● **EXERCISE BRIEF**
Check every line of the data below for the string "measurement", and copy the ones that hold it.

------ DATASET CONTENT ------

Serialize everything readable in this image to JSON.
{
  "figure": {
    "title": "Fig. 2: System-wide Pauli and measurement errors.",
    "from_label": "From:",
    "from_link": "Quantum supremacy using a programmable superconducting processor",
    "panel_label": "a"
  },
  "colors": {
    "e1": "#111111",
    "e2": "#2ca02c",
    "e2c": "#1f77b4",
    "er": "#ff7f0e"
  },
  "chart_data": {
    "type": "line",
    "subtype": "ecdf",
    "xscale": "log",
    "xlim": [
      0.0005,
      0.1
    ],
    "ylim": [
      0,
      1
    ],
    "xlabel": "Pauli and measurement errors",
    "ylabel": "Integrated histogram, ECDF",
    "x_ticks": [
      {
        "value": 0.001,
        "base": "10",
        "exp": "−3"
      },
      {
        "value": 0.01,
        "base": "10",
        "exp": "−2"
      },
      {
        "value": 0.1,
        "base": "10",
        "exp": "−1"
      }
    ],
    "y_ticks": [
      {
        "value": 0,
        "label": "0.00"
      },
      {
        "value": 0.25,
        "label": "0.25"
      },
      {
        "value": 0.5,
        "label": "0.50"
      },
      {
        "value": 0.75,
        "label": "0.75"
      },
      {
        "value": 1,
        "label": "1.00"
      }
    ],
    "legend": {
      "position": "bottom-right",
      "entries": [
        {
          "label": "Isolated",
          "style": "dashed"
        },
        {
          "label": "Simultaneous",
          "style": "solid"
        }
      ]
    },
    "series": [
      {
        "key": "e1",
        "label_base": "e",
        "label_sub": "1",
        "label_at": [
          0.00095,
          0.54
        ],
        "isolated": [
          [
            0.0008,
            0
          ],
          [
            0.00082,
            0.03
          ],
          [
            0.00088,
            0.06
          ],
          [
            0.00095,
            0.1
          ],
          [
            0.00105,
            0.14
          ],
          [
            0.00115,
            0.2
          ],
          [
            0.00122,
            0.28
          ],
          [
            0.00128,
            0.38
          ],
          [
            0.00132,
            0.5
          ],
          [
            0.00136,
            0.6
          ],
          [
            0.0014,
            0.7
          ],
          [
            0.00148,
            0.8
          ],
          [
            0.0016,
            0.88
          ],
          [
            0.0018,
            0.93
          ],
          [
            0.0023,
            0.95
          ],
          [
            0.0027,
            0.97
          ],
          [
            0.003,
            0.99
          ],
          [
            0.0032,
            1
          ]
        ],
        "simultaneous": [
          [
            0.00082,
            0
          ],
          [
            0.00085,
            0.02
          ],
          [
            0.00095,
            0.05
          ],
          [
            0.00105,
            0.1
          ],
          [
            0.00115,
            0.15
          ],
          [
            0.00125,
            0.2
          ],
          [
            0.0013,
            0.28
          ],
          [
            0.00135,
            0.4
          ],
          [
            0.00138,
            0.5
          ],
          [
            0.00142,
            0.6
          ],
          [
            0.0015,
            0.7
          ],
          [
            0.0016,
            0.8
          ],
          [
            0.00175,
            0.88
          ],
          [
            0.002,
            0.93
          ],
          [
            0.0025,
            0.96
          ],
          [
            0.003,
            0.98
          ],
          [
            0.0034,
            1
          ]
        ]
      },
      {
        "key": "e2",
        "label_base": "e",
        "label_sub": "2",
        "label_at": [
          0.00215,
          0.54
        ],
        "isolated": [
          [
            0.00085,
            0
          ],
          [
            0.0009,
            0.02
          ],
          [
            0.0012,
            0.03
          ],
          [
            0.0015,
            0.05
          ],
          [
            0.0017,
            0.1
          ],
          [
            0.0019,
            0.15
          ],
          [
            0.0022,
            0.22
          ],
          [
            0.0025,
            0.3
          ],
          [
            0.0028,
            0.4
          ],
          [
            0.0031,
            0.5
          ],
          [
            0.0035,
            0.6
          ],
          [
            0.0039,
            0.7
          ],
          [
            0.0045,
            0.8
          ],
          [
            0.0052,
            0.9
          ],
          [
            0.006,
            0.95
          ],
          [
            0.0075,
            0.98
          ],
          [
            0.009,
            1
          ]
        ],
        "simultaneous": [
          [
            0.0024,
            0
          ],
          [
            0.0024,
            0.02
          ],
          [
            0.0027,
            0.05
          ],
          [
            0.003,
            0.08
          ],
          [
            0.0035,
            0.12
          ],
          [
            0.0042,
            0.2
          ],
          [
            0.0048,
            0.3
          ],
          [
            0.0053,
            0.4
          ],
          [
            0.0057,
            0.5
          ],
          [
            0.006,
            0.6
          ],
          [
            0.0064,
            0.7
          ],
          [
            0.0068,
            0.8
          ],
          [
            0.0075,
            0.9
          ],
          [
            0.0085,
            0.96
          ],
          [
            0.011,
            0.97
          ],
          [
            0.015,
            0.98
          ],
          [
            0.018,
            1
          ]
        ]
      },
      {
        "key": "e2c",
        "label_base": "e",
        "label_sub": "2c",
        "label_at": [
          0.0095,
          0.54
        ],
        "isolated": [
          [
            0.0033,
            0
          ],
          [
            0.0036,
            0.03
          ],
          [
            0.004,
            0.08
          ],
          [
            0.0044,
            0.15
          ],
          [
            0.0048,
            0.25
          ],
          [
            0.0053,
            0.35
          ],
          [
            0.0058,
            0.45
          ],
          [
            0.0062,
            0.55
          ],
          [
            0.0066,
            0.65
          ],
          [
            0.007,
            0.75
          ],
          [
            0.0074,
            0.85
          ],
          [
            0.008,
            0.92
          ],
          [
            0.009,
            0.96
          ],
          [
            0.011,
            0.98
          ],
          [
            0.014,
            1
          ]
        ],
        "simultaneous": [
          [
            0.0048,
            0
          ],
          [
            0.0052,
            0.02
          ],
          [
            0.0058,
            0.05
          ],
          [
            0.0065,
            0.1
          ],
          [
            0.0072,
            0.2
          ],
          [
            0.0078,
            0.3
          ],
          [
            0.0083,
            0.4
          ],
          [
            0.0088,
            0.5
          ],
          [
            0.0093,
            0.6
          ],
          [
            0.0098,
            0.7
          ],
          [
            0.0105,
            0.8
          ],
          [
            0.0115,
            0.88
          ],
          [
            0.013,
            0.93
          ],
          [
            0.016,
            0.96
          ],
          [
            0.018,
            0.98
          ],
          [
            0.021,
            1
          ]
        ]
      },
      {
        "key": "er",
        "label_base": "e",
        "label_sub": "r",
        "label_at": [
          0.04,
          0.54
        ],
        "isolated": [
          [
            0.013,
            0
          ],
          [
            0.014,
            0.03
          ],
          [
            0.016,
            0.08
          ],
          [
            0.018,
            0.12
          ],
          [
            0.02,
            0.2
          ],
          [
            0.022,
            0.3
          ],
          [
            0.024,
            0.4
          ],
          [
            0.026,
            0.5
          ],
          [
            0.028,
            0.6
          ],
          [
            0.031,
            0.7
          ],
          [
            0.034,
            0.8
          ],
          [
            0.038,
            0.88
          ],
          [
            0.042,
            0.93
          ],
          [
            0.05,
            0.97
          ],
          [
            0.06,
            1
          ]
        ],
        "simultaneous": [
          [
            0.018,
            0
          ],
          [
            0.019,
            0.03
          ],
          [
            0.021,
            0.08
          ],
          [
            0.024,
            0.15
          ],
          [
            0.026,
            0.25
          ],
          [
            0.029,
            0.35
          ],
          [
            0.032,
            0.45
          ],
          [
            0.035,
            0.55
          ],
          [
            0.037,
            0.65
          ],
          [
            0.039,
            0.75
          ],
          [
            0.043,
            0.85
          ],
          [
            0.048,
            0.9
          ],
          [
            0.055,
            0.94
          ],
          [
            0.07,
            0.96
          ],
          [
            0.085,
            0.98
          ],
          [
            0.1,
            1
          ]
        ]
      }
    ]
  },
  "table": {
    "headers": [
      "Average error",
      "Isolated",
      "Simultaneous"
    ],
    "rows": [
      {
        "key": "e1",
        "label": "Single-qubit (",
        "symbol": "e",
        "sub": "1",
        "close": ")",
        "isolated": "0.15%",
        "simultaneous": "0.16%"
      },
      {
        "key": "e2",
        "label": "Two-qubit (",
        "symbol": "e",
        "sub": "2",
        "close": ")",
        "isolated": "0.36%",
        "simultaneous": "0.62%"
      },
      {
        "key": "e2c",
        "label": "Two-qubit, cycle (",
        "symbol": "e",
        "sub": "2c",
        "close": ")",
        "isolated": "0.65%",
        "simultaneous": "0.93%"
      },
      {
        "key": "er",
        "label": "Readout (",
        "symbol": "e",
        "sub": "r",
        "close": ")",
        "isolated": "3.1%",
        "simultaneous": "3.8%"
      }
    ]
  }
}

------

● **COMPLETED TASK**
    "title": "Fig. 2: System-wide Pauli and measurement errors.",
    "xlabel": "Pauli and measurement errors",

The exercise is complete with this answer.